TASK OBJECTIVE: Report every line below that holds the word "text".
-- ENTRIES SUPPLIED start --
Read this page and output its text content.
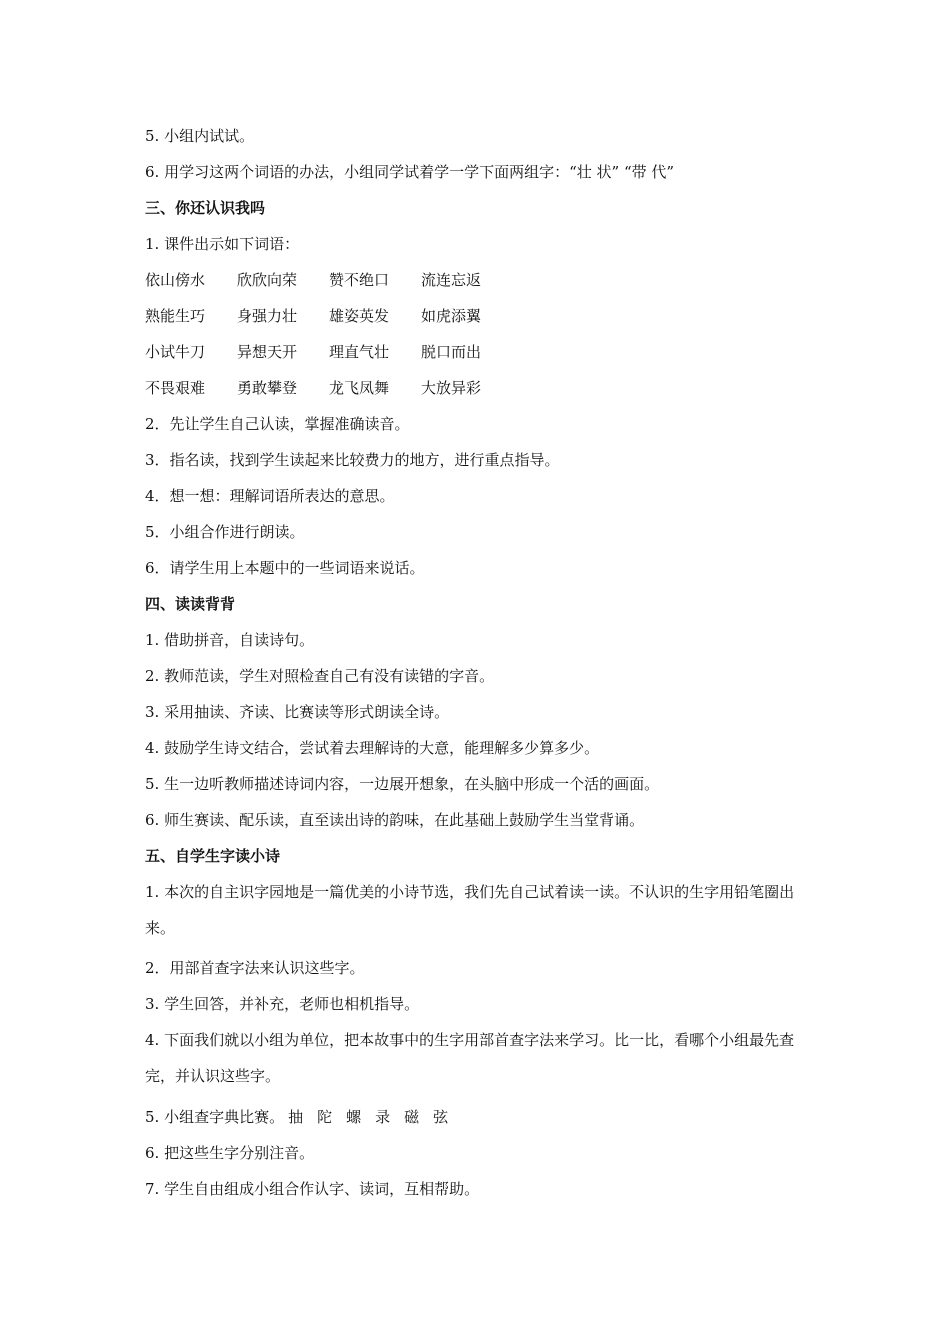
5. 小组内试试。
6. 用学习这两个词语的办法，小组同学试着学一学下面两组字：“壮 状” “带 代”
三、你还认识我吗
1. 课件出示如下词语：
依山傍水 欣欣向荣 赞不绝口 流连忘返
熟能生巧 身强力壮 雄姿英发 如虎添翼
小试牛刀 异想天开 理直气壮 脱口而出
不畏艰难 勇敢攀登 龙飞凤舞 大放异彩
2．先让学生自己认读，掌握准确读音。
3．指名读，找到学生读起来比较费力的地方，进行重点指导。
4．想一想：理解词语所表达的意思。
5．小组合作进行朗读。
6．请学生用上本题中的一些词语来说话。
四、读读背背
1. 借助拼音，自读诗句。
2. 教师范读，学生对照检查自己有没有读错的字音。
3. 采用抽读、齐读、比赛读等形式朗读全诗。
4. 鼓励学生诗文结合，尝试着去理解诗的大意，能理解多少算多少。
5. 生一边听教师描述诗词内容，一边展开想象，在头脑中形成一个活的画面。
6. 师生赛读、配乐读，直至读出诗的韵味，在此基础上鼓励学生当堂背诵。
五、自学生字读小诗
1. 本次的自主识字园地是一篇优美的小诗节选，我们先自己试着读一读。不认识的生字用铅笔圈出来。
2．用部首查字法来认识这些字。
3. 学生回答，并补充，老师也相机指导。
4. 下面我们就以小组为单位，把本故事中的生字用部首查字法来学习。比一比，看哪个小组最先查完，并认识这些字。
5. 小组查字典比赛。 抽 陀 螺 录 磁 弦
6. 把这些生字分别注音。
7. 学生自由组成小组合作认字、读词，互相帮助。
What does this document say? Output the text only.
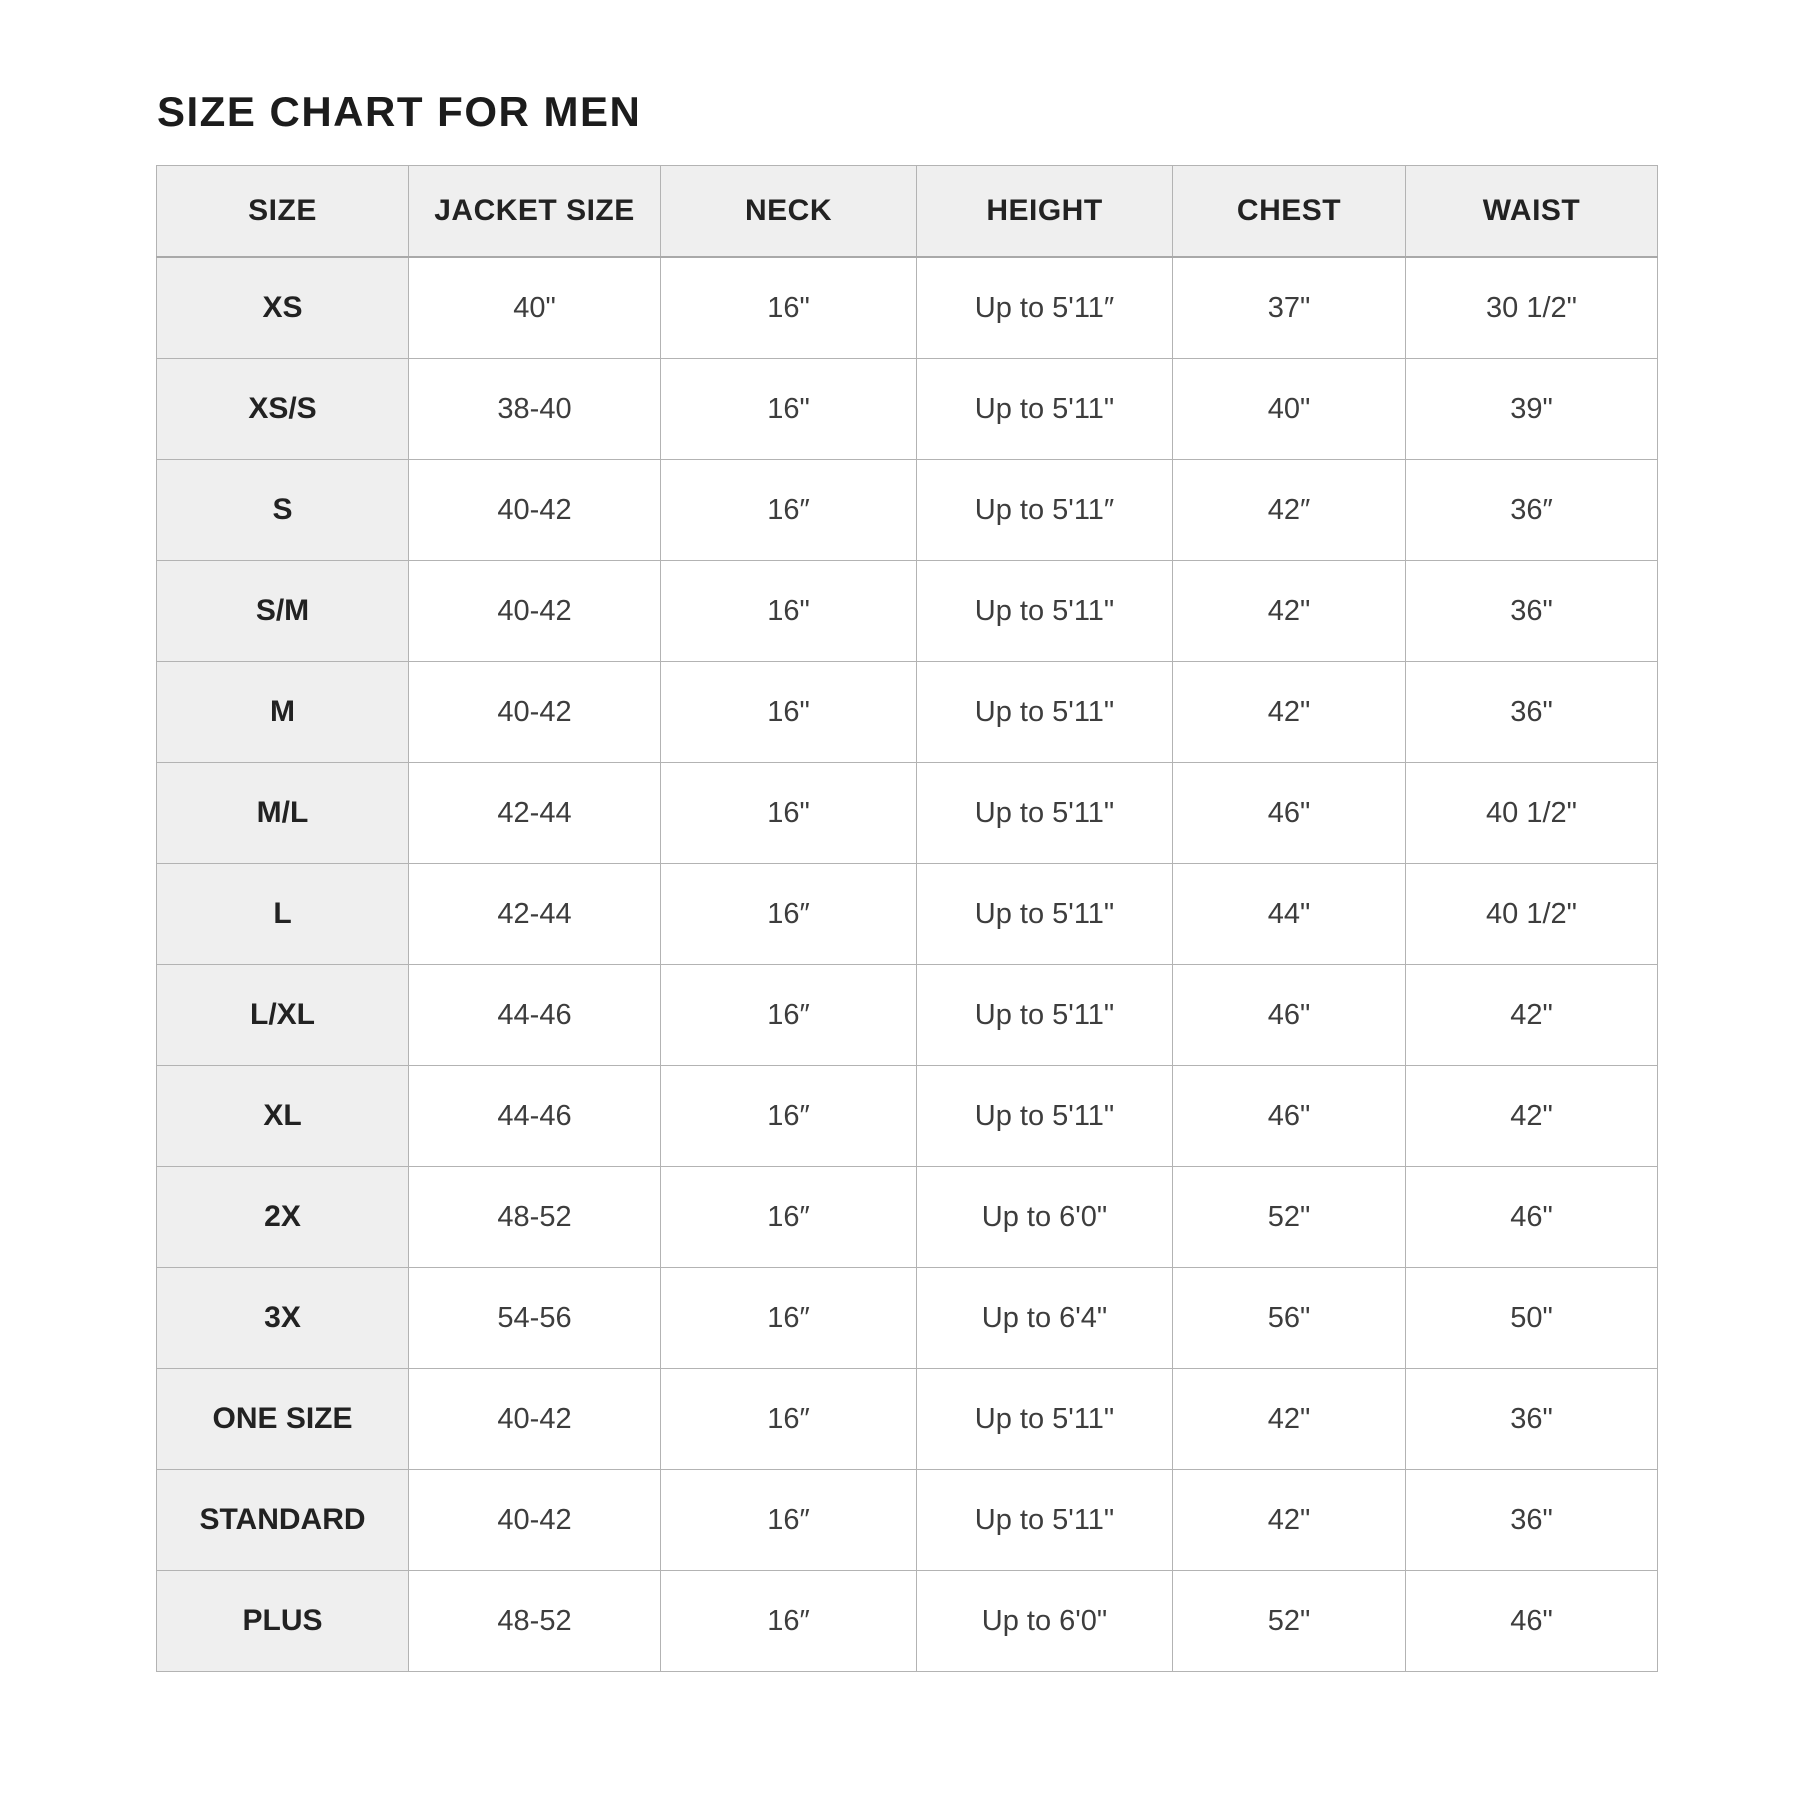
SIZE CHART FOR MEN
SIZE	JACKET SIZE	NECK	HEIGHT	CHEST	WAIST
XS	40"	16"	Up to 5'11″	37"	30 1/2"
XS/S	38-40	16"	Up to 5'11"	40"	39"
S	40-42	16″	Up to 5'11″	42″	36″
S/M	40-42	16"	Up to 5'11"	42"	36"
M	40-42	16"	Up to 5'11"	42"	36"
M/L	42-44	16"	Up to 5'11"	46"	40 1/2"
L	42-44	16″	Up to 5'11"	44"	40 1/2"
L/XL	44-46	16″	Up to 5'11"	46"	42"
XL	44-46	16″	Up to 5'11"	46"	42"
2X	48-52	16″	Up to 6'0"	52"	46"
3X	54-56	16″	Up to 6'4"	56"	50"
ONE SIZE	40-42	16″	Up to 5'11"	42"	36"
STANDARD	40-42	16″	Up to 5'11"	42"	36"
PLUS	48-52	16″	Up to 6'0"	52"	46"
-- ENTRIES SUPPLIED end --
FULL RESPONSE:
Read this page and output its text content.
What does this document say? Output the text only.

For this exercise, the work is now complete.